* WHAT IS EXPECTED
Consider the records below. How many of their lines include the word "Local"? State the number and nothing else.

[Stored data]
* * *

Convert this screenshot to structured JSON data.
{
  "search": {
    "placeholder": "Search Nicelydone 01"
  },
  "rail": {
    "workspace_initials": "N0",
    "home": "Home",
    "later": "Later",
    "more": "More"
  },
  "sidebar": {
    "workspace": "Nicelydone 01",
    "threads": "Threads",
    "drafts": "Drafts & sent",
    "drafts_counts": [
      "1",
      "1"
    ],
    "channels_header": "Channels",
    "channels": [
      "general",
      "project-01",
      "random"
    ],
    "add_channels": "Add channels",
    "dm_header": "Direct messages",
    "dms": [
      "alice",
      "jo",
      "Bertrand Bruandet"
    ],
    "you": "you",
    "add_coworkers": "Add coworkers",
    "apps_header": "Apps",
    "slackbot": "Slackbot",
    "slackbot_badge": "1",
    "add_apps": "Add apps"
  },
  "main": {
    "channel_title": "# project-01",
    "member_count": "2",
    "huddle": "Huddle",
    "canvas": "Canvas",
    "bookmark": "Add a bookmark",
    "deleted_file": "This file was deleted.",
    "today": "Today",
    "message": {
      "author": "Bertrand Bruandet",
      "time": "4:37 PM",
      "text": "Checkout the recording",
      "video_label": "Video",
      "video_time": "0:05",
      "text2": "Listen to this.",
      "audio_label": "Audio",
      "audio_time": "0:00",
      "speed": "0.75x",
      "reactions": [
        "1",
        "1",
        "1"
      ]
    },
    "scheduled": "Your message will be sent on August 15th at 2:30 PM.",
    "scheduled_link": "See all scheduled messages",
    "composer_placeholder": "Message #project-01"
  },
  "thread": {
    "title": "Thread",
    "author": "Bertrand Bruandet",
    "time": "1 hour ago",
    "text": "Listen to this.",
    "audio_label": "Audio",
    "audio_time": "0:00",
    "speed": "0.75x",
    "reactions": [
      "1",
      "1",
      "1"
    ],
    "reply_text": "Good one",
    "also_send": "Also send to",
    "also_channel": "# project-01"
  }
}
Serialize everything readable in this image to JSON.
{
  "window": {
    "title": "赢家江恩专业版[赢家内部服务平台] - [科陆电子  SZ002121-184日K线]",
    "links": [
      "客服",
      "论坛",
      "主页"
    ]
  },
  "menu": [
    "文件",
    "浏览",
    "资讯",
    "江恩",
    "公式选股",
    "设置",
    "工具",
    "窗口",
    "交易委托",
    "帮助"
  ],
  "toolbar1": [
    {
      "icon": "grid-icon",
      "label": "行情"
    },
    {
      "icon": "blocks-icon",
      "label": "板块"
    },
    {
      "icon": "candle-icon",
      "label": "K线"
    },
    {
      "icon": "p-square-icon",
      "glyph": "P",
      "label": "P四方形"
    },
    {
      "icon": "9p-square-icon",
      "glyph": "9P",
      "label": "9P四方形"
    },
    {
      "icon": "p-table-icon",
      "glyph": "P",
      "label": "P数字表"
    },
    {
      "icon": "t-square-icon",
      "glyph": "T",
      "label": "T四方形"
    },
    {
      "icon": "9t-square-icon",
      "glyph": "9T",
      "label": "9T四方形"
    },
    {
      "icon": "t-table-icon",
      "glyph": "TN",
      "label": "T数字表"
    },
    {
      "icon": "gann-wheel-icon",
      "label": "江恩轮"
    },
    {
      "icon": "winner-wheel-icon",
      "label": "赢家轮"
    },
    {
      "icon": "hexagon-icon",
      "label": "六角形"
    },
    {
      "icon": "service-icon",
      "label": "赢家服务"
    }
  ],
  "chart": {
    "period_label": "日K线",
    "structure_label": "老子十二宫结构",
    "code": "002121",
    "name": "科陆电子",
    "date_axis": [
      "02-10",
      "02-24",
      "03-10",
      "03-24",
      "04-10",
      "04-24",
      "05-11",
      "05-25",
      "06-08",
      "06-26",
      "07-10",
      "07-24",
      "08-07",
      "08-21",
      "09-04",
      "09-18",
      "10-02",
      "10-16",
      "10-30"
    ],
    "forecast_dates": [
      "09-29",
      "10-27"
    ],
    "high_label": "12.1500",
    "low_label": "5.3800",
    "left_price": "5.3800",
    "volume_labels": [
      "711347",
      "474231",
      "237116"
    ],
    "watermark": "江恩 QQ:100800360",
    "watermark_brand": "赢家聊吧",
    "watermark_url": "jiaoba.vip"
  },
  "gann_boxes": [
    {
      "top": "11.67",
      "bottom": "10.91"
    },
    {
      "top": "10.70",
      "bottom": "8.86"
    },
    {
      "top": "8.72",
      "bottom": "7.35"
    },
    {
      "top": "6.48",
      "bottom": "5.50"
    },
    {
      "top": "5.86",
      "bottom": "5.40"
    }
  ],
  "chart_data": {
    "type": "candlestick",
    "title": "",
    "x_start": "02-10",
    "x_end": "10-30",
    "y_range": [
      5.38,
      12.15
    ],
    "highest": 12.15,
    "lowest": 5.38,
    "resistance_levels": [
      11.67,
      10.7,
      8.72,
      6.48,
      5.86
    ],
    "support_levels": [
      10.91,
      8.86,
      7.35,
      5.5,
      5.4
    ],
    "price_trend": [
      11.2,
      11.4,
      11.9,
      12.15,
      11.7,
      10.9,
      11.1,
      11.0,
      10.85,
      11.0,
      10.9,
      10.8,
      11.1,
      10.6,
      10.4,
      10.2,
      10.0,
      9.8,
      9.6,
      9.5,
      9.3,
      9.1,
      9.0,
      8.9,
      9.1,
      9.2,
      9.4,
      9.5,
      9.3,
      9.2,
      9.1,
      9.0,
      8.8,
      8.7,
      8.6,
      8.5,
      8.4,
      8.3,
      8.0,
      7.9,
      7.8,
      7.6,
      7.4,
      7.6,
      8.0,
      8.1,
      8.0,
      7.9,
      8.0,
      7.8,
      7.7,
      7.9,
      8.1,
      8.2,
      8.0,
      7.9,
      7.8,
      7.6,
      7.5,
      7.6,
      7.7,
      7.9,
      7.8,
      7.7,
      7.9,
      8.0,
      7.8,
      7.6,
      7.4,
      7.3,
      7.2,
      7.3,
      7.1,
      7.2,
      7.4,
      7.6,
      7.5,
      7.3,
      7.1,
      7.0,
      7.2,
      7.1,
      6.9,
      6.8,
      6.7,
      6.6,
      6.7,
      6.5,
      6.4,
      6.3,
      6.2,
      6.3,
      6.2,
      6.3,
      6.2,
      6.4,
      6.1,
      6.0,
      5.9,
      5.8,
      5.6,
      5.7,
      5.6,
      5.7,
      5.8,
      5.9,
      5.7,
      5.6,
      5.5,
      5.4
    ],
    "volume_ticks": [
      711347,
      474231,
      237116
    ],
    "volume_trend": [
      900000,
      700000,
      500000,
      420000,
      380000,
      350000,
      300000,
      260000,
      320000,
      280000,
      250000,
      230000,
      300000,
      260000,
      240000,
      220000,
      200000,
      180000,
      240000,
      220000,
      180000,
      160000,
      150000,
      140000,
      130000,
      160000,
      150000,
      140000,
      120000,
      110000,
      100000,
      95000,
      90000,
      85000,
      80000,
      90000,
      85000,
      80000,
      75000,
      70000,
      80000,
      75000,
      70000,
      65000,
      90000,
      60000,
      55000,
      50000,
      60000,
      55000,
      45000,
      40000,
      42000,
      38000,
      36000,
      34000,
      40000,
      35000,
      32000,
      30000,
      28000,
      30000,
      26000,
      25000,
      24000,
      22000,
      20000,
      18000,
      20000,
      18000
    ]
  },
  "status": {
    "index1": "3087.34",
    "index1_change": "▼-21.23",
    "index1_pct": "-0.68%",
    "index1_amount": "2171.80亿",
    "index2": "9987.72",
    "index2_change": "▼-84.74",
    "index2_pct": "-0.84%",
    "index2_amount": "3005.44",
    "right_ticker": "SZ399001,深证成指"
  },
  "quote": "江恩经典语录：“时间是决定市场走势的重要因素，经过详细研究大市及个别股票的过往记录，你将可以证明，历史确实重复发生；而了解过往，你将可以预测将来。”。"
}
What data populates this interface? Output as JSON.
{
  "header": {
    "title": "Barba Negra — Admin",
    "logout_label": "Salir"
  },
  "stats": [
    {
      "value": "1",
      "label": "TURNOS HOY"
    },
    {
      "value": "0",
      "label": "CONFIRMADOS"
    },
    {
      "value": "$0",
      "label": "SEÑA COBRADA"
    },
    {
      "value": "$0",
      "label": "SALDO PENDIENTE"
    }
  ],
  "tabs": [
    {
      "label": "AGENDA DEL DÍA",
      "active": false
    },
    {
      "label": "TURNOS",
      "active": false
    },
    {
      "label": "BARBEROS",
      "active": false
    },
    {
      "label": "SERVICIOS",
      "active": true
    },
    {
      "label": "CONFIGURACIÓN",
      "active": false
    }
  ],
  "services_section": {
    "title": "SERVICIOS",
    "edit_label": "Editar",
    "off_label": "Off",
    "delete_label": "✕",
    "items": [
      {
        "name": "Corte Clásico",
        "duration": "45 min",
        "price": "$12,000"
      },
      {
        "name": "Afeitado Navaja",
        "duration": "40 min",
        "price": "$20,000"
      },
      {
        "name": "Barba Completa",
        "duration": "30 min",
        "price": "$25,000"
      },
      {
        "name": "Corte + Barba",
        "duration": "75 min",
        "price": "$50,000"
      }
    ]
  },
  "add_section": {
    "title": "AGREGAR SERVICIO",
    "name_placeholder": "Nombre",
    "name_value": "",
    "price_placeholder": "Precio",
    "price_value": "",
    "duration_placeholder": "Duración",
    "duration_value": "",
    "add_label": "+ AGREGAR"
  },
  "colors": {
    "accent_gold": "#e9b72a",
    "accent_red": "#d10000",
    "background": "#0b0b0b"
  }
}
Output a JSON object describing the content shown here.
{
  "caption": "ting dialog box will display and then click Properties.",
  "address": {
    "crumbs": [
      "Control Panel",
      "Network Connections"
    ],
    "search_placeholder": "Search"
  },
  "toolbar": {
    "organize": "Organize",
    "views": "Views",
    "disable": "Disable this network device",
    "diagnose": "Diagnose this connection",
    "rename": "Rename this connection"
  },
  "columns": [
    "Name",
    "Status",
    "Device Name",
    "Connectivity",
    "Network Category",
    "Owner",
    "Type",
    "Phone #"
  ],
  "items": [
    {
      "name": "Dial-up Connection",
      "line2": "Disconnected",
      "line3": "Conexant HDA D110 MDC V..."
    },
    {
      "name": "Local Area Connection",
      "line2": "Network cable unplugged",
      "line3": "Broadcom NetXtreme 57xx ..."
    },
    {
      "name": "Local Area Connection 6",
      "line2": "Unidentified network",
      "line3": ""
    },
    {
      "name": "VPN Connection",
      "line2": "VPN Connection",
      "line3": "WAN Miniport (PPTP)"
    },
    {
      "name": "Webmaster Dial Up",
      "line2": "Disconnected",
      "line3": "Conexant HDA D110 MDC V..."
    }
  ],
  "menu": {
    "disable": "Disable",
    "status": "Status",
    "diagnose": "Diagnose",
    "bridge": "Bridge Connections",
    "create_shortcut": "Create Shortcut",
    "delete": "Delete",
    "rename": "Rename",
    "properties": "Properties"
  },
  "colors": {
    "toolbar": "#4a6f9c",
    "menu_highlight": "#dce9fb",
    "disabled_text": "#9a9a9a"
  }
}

* * *

* EXERCISE SOLUTION
2